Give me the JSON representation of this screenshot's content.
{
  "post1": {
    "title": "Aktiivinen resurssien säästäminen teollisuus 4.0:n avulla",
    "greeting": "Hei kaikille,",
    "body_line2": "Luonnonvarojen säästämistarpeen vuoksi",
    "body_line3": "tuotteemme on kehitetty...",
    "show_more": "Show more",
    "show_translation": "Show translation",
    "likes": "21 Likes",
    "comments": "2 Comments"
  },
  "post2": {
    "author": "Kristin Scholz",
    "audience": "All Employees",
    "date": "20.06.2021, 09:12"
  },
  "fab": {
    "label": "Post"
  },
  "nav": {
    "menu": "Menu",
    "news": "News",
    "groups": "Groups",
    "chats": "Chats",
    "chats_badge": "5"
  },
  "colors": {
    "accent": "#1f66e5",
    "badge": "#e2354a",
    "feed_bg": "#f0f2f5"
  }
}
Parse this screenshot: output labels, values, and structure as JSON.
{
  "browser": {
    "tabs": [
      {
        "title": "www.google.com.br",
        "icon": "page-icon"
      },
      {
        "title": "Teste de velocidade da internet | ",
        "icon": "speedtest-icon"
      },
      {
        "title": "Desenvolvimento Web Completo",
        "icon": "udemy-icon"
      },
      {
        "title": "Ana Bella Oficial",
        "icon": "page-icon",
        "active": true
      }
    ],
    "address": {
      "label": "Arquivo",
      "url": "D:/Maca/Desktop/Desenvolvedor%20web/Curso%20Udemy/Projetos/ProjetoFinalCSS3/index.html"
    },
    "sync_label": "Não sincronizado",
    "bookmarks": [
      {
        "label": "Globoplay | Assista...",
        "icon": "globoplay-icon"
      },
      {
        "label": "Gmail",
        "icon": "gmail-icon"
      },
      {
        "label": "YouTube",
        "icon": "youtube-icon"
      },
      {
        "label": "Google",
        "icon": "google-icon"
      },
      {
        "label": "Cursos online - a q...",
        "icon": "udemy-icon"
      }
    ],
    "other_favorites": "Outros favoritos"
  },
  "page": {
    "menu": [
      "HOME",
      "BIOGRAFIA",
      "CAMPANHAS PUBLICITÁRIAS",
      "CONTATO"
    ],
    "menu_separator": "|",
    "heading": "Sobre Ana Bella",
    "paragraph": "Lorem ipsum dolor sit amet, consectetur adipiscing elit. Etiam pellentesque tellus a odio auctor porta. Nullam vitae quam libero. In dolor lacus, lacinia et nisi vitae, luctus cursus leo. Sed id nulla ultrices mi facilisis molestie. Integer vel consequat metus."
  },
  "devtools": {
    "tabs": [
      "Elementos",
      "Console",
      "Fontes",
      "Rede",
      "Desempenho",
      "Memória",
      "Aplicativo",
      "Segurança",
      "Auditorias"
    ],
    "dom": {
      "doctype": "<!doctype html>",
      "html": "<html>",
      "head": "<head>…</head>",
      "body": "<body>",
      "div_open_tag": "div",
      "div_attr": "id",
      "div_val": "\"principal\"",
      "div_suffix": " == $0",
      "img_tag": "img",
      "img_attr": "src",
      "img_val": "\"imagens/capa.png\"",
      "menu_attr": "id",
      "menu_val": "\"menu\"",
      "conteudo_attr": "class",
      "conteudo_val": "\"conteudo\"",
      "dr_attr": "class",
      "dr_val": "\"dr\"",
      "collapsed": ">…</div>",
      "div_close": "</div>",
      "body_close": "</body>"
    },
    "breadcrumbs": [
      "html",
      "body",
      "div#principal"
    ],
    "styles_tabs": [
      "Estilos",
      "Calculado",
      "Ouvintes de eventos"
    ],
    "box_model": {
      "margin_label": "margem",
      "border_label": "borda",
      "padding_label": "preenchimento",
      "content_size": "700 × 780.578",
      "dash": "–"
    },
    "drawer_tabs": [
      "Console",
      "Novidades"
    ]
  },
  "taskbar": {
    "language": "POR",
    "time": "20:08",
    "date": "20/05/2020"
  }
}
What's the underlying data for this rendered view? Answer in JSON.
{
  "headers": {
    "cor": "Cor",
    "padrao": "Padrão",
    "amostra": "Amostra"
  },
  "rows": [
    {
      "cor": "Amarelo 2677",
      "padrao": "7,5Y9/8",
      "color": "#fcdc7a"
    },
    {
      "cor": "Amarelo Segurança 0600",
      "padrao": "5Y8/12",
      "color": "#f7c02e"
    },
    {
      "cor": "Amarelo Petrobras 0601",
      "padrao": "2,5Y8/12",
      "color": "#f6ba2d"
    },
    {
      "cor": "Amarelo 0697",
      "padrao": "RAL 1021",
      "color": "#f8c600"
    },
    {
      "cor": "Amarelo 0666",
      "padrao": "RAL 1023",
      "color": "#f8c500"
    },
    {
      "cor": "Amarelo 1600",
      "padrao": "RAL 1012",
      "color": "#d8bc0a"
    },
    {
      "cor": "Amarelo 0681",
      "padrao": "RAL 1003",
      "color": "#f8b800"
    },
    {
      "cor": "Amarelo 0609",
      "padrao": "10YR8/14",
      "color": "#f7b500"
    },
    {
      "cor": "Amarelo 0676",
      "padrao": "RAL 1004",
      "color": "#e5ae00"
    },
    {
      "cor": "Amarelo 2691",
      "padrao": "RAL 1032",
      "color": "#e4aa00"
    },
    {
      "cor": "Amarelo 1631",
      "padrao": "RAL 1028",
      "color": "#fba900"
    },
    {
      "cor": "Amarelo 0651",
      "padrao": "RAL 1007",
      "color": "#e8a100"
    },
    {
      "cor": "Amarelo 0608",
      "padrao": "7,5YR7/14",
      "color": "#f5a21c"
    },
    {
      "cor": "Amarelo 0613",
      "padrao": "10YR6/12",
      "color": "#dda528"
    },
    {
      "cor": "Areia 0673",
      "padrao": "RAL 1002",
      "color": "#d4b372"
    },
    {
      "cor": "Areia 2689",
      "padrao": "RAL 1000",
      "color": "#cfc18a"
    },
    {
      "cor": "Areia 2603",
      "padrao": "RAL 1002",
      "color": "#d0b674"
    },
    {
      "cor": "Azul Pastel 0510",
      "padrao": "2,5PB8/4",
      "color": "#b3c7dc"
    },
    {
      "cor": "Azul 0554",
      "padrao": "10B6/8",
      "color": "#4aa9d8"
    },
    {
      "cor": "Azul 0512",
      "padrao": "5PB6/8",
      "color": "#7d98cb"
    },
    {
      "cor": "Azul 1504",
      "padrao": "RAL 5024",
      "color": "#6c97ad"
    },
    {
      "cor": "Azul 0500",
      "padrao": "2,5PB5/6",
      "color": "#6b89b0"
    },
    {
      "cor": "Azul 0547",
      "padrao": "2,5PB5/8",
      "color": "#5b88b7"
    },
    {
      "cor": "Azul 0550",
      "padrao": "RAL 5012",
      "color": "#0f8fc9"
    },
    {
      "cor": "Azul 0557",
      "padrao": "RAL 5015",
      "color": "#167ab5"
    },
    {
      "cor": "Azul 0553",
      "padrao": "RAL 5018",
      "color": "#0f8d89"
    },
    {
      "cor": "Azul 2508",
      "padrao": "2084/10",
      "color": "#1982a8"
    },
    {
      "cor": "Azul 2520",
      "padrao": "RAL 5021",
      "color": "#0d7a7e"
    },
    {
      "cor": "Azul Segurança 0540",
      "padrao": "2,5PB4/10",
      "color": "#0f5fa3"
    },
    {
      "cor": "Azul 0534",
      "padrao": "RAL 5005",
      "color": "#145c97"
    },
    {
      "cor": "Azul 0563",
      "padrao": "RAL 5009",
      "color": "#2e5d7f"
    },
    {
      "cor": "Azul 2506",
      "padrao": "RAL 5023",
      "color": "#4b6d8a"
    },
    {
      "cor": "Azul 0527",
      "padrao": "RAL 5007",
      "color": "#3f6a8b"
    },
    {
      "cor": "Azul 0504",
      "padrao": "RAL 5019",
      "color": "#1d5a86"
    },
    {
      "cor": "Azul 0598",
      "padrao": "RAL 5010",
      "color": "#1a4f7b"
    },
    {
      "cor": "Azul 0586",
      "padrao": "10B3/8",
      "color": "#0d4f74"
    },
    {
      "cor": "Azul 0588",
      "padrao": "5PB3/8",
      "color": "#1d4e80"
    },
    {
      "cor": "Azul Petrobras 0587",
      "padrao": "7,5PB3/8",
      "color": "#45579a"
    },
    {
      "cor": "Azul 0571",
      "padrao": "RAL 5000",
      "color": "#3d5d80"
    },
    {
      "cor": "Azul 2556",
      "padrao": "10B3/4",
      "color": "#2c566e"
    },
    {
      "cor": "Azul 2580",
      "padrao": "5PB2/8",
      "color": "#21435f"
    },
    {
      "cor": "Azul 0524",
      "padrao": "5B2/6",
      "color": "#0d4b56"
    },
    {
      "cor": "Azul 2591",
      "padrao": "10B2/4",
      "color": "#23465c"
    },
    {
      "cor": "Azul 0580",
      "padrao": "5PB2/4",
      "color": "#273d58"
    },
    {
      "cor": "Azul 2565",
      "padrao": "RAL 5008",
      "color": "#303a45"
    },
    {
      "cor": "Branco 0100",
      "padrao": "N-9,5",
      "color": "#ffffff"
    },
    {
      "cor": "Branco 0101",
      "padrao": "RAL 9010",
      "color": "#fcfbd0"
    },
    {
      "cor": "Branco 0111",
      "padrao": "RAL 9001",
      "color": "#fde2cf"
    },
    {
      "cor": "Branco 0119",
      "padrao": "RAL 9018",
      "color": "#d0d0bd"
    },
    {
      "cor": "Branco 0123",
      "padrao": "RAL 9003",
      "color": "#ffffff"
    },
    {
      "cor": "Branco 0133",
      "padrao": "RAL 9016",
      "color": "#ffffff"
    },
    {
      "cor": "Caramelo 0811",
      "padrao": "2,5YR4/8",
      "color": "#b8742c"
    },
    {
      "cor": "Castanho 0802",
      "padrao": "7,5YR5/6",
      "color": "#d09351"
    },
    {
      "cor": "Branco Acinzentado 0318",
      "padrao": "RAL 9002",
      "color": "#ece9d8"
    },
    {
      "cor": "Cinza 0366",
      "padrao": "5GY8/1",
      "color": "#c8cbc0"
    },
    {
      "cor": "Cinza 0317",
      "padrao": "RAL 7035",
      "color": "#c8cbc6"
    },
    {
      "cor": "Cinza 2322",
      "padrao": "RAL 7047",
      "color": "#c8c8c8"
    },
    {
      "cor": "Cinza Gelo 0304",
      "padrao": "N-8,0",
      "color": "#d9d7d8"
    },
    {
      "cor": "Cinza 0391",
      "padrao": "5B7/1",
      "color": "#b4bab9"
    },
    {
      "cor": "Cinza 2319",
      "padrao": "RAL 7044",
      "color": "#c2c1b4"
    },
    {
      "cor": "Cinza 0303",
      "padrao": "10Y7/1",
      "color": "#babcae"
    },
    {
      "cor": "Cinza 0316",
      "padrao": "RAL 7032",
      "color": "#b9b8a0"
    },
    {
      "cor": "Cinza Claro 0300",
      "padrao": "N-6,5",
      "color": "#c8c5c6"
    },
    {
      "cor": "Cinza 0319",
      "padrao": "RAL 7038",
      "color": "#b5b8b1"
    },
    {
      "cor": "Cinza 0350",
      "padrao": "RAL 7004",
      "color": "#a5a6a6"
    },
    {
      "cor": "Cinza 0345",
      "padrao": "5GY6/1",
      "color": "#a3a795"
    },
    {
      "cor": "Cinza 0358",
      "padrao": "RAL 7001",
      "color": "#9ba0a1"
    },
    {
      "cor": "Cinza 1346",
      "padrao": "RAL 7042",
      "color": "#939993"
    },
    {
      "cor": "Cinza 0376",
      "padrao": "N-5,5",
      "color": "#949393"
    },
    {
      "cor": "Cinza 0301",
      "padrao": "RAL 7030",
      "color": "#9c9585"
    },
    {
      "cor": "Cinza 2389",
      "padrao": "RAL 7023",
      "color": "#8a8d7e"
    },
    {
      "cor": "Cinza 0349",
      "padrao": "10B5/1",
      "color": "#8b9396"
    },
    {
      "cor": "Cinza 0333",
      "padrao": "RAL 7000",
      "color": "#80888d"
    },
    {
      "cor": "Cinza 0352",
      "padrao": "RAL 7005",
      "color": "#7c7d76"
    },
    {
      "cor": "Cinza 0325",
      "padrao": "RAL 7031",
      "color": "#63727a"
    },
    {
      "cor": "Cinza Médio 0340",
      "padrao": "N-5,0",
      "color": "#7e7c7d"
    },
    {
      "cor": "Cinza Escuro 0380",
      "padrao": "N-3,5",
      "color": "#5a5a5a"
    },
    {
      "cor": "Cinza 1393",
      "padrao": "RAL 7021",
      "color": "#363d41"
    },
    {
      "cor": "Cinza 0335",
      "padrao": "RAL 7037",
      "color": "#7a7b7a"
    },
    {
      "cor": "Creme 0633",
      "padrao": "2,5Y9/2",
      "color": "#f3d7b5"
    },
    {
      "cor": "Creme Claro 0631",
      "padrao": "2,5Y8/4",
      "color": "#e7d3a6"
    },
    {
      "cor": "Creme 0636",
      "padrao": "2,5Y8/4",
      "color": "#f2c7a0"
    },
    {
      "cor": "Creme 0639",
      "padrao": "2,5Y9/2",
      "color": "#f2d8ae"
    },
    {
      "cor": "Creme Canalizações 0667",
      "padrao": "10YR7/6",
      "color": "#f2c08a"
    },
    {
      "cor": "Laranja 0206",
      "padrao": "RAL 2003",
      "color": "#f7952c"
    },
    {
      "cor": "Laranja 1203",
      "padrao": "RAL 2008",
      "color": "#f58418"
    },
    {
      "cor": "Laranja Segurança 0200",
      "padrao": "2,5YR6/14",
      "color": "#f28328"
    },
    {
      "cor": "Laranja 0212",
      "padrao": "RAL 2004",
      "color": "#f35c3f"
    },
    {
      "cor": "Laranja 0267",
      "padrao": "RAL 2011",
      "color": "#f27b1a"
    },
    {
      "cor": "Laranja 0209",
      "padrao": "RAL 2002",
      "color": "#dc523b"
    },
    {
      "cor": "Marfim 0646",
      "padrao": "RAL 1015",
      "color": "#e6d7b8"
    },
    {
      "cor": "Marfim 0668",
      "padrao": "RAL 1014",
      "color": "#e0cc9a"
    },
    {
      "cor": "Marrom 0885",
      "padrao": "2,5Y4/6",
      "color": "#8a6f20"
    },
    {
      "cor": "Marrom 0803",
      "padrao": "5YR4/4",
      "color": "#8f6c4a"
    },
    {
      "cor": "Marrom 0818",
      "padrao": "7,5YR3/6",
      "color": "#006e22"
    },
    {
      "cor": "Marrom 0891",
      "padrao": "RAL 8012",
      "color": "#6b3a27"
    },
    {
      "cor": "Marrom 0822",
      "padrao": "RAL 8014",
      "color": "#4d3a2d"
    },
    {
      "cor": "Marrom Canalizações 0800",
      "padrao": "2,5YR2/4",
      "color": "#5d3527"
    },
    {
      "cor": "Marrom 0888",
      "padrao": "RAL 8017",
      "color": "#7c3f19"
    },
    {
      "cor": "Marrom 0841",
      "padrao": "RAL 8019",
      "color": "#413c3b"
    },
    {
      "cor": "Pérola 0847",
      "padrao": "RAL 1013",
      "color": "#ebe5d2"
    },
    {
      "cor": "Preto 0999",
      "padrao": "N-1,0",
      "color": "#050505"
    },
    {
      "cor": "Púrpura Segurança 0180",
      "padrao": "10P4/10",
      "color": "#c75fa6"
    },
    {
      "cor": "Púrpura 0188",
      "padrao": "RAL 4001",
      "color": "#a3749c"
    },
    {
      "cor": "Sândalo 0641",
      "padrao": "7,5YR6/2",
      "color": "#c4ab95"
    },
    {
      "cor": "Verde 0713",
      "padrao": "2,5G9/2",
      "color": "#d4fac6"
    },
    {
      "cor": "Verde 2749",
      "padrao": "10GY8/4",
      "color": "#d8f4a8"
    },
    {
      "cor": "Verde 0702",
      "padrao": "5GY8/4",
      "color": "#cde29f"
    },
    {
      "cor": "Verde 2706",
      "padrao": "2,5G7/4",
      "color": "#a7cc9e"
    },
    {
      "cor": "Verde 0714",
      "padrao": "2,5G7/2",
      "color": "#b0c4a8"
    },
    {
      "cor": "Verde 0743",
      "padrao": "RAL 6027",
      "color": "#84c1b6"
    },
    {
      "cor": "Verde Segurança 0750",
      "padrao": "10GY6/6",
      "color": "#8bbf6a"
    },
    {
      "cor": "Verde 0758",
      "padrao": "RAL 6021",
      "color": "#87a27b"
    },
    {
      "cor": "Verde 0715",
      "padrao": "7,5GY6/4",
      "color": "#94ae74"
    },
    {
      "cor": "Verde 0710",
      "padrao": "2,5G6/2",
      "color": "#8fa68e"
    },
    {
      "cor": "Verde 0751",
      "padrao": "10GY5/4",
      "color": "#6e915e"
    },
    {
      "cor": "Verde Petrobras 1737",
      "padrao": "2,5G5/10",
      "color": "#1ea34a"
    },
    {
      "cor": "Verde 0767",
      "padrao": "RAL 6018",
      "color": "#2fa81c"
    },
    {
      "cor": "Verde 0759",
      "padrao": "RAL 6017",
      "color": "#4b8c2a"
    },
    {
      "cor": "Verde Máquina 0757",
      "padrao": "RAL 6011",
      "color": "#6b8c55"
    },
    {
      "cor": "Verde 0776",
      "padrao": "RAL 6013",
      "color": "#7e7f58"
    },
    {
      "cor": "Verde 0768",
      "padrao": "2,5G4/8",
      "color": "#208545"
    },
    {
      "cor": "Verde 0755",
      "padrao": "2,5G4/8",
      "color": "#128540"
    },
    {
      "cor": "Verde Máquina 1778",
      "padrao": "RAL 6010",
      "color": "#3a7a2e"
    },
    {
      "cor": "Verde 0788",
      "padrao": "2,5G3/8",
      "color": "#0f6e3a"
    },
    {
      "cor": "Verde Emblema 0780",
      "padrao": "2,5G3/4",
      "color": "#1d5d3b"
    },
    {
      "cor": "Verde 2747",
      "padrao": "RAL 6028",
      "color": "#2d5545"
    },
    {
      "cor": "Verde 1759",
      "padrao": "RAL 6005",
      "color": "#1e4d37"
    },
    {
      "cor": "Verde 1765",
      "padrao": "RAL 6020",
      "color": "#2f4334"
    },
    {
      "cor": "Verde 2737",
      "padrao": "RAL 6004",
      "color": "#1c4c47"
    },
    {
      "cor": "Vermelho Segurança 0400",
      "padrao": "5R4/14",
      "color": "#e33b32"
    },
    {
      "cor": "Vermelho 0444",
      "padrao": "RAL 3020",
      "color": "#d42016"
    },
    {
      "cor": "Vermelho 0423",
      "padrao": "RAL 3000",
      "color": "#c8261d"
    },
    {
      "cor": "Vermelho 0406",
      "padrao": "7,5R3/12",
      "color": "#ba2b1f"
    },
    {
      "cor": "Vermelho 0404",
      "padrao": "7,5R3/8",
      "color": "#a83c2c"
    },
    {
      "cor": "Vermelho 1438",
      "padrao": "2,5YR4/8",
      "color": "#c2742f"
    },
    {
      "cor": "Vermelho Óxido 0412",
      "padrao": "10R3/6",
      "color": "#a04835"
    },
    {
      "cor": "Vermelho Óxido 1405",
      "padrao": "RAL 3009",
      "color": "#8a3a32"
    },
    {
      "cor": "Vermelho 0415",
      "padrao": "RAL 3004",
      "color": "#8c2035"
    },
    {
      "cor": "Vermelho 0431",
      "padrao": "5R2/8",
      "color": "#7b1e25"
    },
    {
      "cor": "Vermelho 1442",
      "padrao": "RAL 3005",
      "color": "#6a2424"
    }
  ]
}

• [Set problem] Of the lines above, how many contain the word "html"? Provide the number and nothing else.

• [Solution for this exercise] 4